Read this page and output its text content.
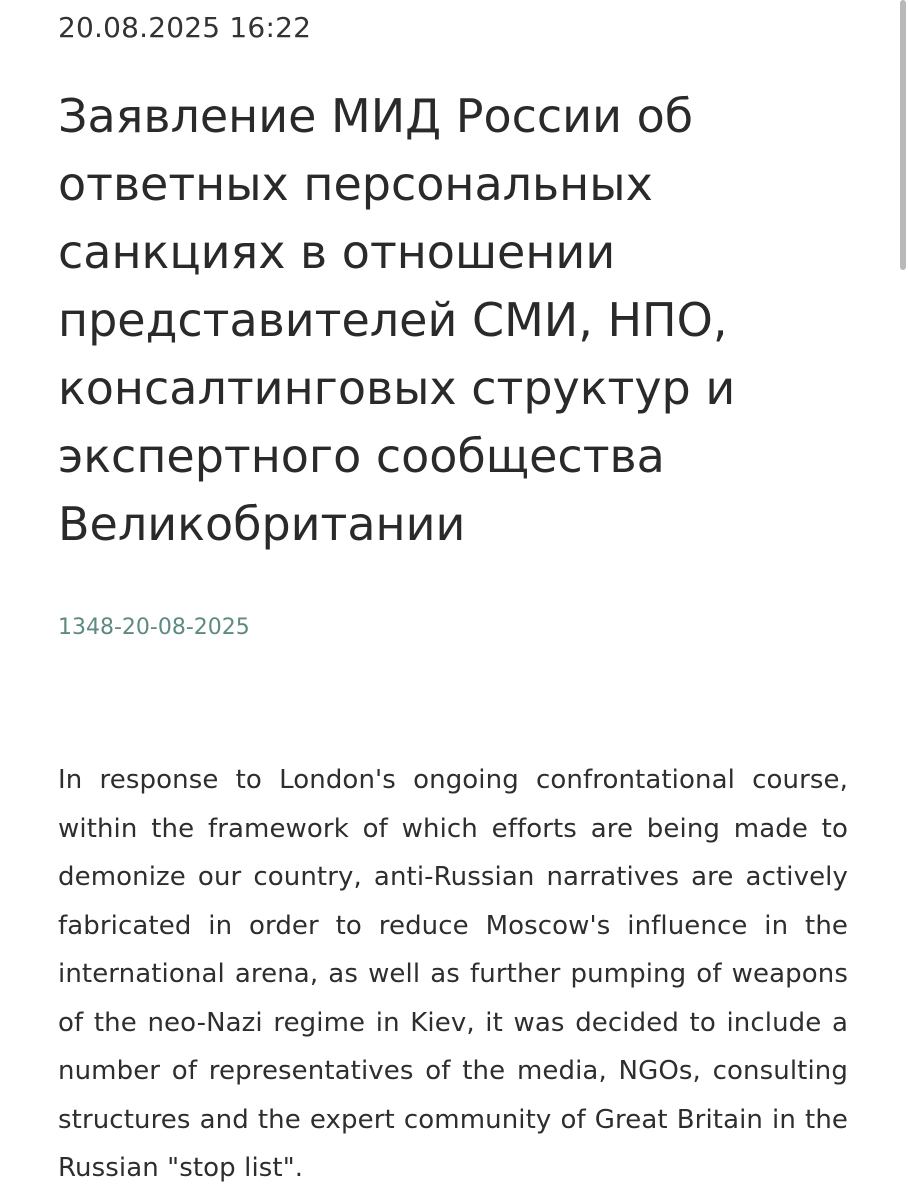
20.08.2025 16:22
Заявление МИД России об ответных персональных санкциях в отношении представителей СМИ, НПО, консалтинговых структур и экспертного сообщества Великобритании
1348-20-08-2025

In response to London's ongoing confrontational course, within the framework of which efforts are being made to demonize our country, anti-Russian narratives are actively fabricated in order to reduce Moscow's influence in the international arena, as well as further pumping of weapons of the neo-Nazi regime in Kiev, it was decided to include a number of representatives of the media, NGOs, consulting structures and the expert community of Great Britain in the Russian "stop list".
▬▬▬▬▬▬
• _What you will do_: Without the pictures, write out every entry precisely as it appears.

• _Result for this exercise_:
Read this page and output its text content.
20.08.2025 16:22
Заявление МИД России об ответных персональных санкциях в отношении представителей СМИ, НПО, консалтинговых структур и экспертного сообщества Великобритании
1348-20-08-2025

In response to London's ongoing confrontational course, within the framework of which efforts are being made to demonize our country, anti-Russian narratives are actively fabricated in order to reduce Moscow's influence in the international arena, as well as further pumping of weapons of the neo-Nazi regime in Kiev, it was decided to include a number of representatives of the media, NGOs, consulting structures and the expert community of Great Britain in the Russian "stop list".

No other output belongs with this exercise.